-- Start of Input for this task --

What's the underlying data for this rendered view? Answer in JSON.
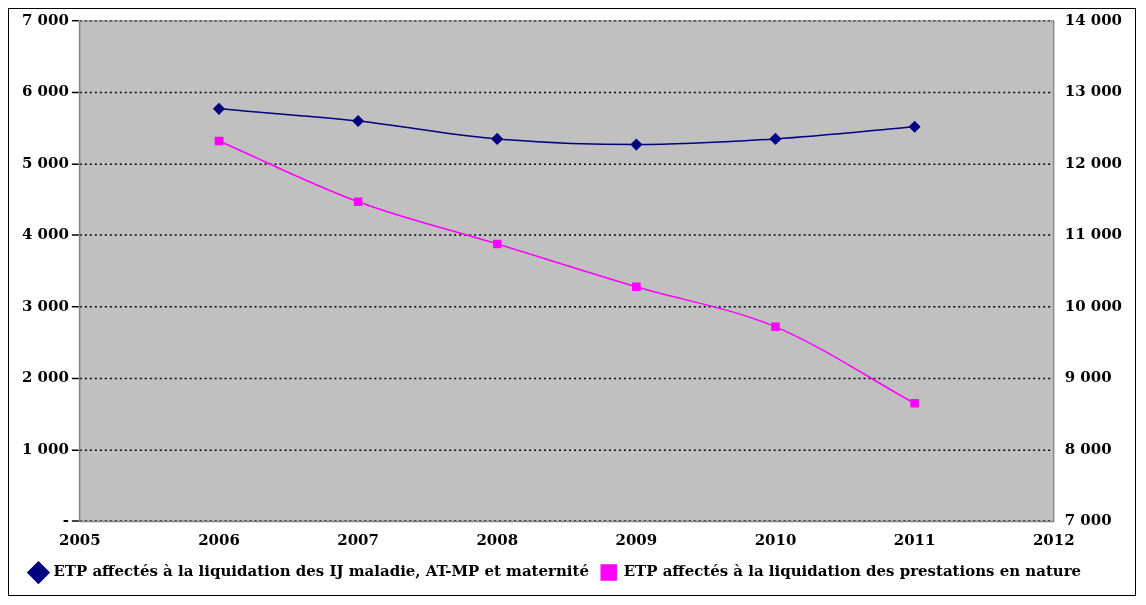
{
  "chart_data": {
    "type": "line",
    "x": [
      2006,
      2007,
      2008,
      2009,
      2010,
      2011
    ],
    "xlim": [
      2005,
      2012
    ],
    "xticks": [
      2005,
      2006,
      2007,
      2008,
      2009,
      2010,
      2011,
      2012
    ],
    "ylim": [
      0,
      7000
    ],
    "yticks": [
      {
        "value": 0,
        "label": "-"
      },
      {
        "value": 1000,
        "label": "1 000"
      },
      {
        "value": 2000,
        "label": "2 000"
      },
      {
        "value": 3000,
        "label": "3 000"
      },
      {
        "value": 4000,
        "label": "4 000"
      },
      {
        "value": 5000,
        "label": "5 000"
      },
      {
        "value": 6000,
        "label": "6 000"
      },
      {
        "value": 7000,
        "label": "7 000"
      }
    ],
    "y2lim": [
      7000,
      14000
    ],
    "y2ticks": [
      {
        "value": 7000,
        "label": "7 000"
      },
      {
        "value": 8000,
        "label": "8 000"
      },
      {
        "value": 9000,
        "label": "9 000"
      },
      {
        "value": 10000,
        "label": "10 000"
      },
      {
        "value": 11000,
        "label": "11 000"
      },
      {
        "value": 12000,
        "label": "12 000"
      },
      {
        "value": 13000,
        "label": "13 000"
      },
      {
        "value": 14000,
        "label": "14 000"
      }
    ],
    "series": [
      {
        "name": "ETP affectés à la liquidation des IJ maladie, AT-MP et maternité",
        "color": "#000080",
        "marker": "diamond",
        "values": [
          5770,
          5600,
          5350,
          5270,
          5350,
          5520
        ]
      },
      {
        "name": "ETP affectés à la liquidation des prestations en nature",
        "color": "#ff00ff",
        "marker": "square",
        "axis": "y2",
        "values": [
          12320,
          11470,
          10880,
          10280,
          9720,
          8650
        ]
      }
    ],
    "grid": "y",
    "line_style": "solid",
    "legend": "bottom"
  }
}
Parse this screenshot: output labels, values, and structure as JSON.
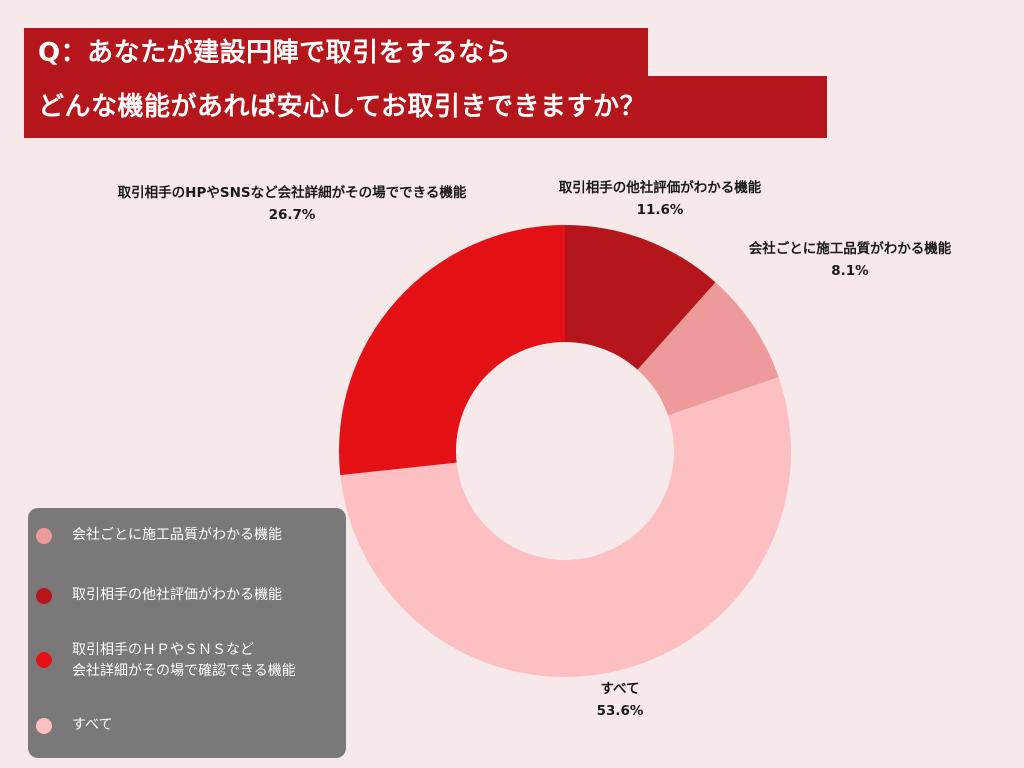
{
  "title": {
    "line1": "Q：あなたが建設円陣で取引をするなら",
    "line2": "どんな機能があれば安心してお取引きできますか？"
  },
  "colors": {
    "background": "#f7e9ea",
    "title_bg": "#b5161c",
    "legend_bg": "#7a7878"
  },
  "chart_data": {
    "type": "pie",
    "donut": true,
    "slices": [
      {
        "label": "取引相手の他社評価がわかる機能",
        "value": 11.6,
        "display": "11.6%",
        "color": "#b5161c"
      },
      {
        "label": "会社ごとに施工品質がわかる機能",
        "value": 8.1,
        "display": "8.1%",
        "color": "#ee9a9b"
      },
      {
        "label": "すべて",
        "value": 53.6,
        "display": "53.6%",
        "color": "#fdbfc1"
      },
      {
        "label": "取引相手のHPやSNSなど会社詳細がその場でできる機能",
        "value": 26.7,
        "display": "26.7%",
        "color": "#e31115"
      }
    ],
    "legend": {
      "placement": "bottom-left",
      "items": [
        {
          "lines": [
            "会社ごとに施工品質がわかる機能"
          ],
          "color": "#ee9a9b"
        },
        {
          "lines": [
            "取引相手の他社評価がわかる機能"
          ],
          "color": "#b5161c"
        },
        {
          "lines": [
            "取引相手のＨＰやＳＮＳなど",
            "会社詳細がその場で確認できる機能"
          ],
          "color": "#e31115"
        },
        {
          "lines": [
            "すべて"
          ],
          "color": "#fdbfc1"
        }
      ]
    }
  }
}
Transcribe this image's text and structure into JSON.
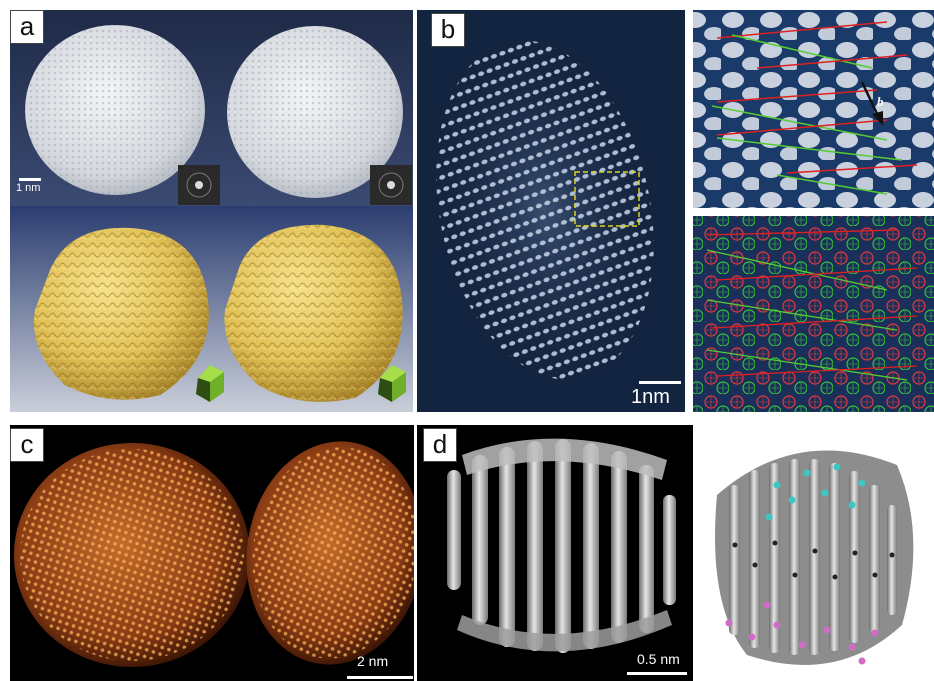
{
  "figure": {
    "panels": [
      {
        "id": "a",
        "label": "a",
        "scale_label": "1 nm"
      },
      {
        "id": "b",
        "label": "b",
        "scale_label": "1nm",
        "arrow_label": "b"
      },
      {
        "id": "c",
        "label": "c",
        "scale_label": "2 nm"
      },
      {
        "id": "d",
        "label": "d",
        "scale_label": "0.5 nm"
      }
    ]
  }
}
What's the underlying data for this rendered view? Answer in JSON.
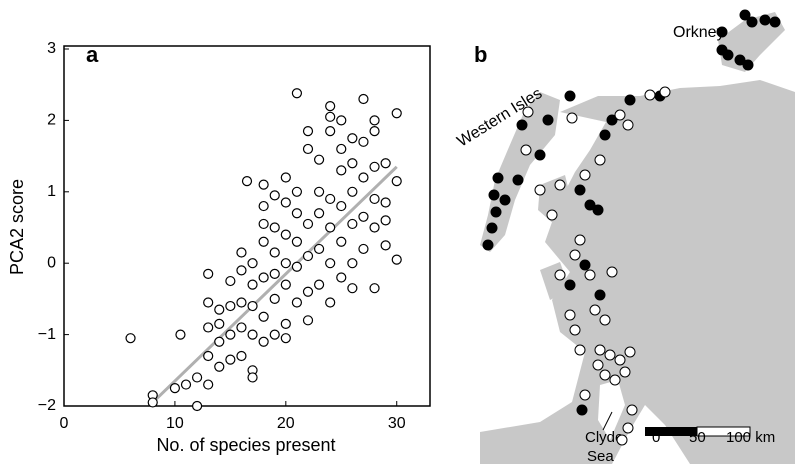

-- End of Input for this task --

Exercise ::
The records above are to be quoted exactly, with all pictures left out.

Response to this exercise ::
What's the underlying data for this rendered view? Answer in JSON.
{
  "chart_data": {
    "type": "line",
    "x": [
      2006,
      2007,
      2008,
      2009,
      2010,
      2011
    ],
    "xlim": [
      2005,
      2012
    ],
    "xticks": [
      2005,
      2006,
      2007,
      2008,
      2009,
      2010,
      2011,
      2012
    ],
    "ylim": [
      0,
      7000
    ],
    "yticks": [
      {
        "value": 0,
        "label": "-"
      },
      {
        "value": 1000,
        "label": "1 000"
      },
      {
        "value": 2000,
        "label": "2 000"
      },
      {
        "value": 3000,
        "label": "3 000"
      },
      {
        "value": 4000,
        "label": "4 000"
      },
      {
        "value": 5000,
        "label": "5 000"
      },
      {
        "value": 6000,
        "label": "6 000"
      },
      {
        "value": 7000,
        "label": "7 000"
      }
    ],
    "y2lim": [
      7000,
      14000
    ],
    "y2ticks": [
      {
        "value": 7000,
        "label": "7 000"
      },
      {
        "value": 8000,
        "label": "8 000"
      },
      {
        "value": 9000,
        "label": "9 000"
      },
      {
        "value": 10000,
        "label": "10 000"
      },
      {
        "value": 11000,
        "label": "11 000"
      },
      {
        "value": 12000,
        "label": "12 000"
      },
      {
        "value": 13000,
        "label": "13 000"
      },
      {
        "value": 14000,
        "label": "14 000"
      }
    ],
    "series": [
      {
        "name": "ETP affectés à la liquidation des IJ maladie, AT-MP et maternité",
        "color": "#000080",
        "marker": "diamond",
        "values": [
          5770,
          5600,
          5350,
          5270,
          5350,
          5520
        ]
      },
      {
        "name": "ETP affectés à la liquidation des prestations en nature",
        "color": "#ff00ff",
        "marker": "square",
        "axis": "y2",
        "values": [
          12320,
          11470,
          10880,
          10280,
          9720,
          8650
        ]
      }
    ],
    "grid": "y",
    "line_style": "solid",
    "legend": "bottom"
  }
}
Parse this screenshot: output labels, values, and structure as JSON.
{
  "title": {
    "line1": "Q：あなたが建設円陣で取引をするなら",
    "line2": "どんな機能があれば安心してお取引きできますか？"
  },
  "colors": {
    "background": "#f7e9ea",
    "title_bg": "#b5161c",
    "legend_bg": "#7a7878"
  },
  "chart_data": {
    "type": "pie",
    "donut": true,
    "slices": [
      {
        "label": "取引相手の他社評価がわかる機能",
        "value": 11.6,
        "display": "11.6%",
        "color": "#b5161c"
      },
      {
        "label": "会社ごとに施工品質がわかる機能",
        "value": 8.1,
        "display": "8.1%",
        "color": "#ee9a9b"
      },
      {
        "label": "すべて",
        "value": 53.6,
        "display": "53.6%",
        "color": "#fdbfc1"
      },
      {
        "label": "取引相手のHPやSNSなど会社詳細がその場でできる機能",
        "value": 26.7,
        "display": "26.7%",
        "color": "#e31115"
      }
    ],
    "legend": {
      "placement": "bottom-left",
      "items": [
        {
          "lines": [
            "会社ごとに施工品質がわかる機能"
          ],
          "color": "#ee9a9b"
        },
        {
          "lines": [
            "取引相手の他社評価がわかる機能"
          ],
          "color": "#b5161c"
        },
        {
          "lines": [
            "取引相手のＨＰやＳＮＳなど",
            "会社詳細がその場で確認できる機能"
          ],
          "color": "#e31115"
        },
        {
          "lines": [
            "すべて"
          ],
          "color": "#fdbfc1"
        }
      ]
    }
  }
}
Transcribe this image's text and structure into JSON.
{
  "figure": {
    "panels": [
      {
        "id": "a",
        "label": "a",
        "scale_label": "1 nm"
      },
      {
        "id": "b",
        "label": "b",
        "scale_label": "1nm",
        "arrow_label": "b"
      },
      {
        "id": "c",
        "label": "c",
        "scale_label": "2 nm"
      },
      {
        "id": "d",
        "label": "d",
        "scale_label": "0.5 nm"
      }
    ]
  }
}
What's the underlying data for this rendered view? Answer in JSON.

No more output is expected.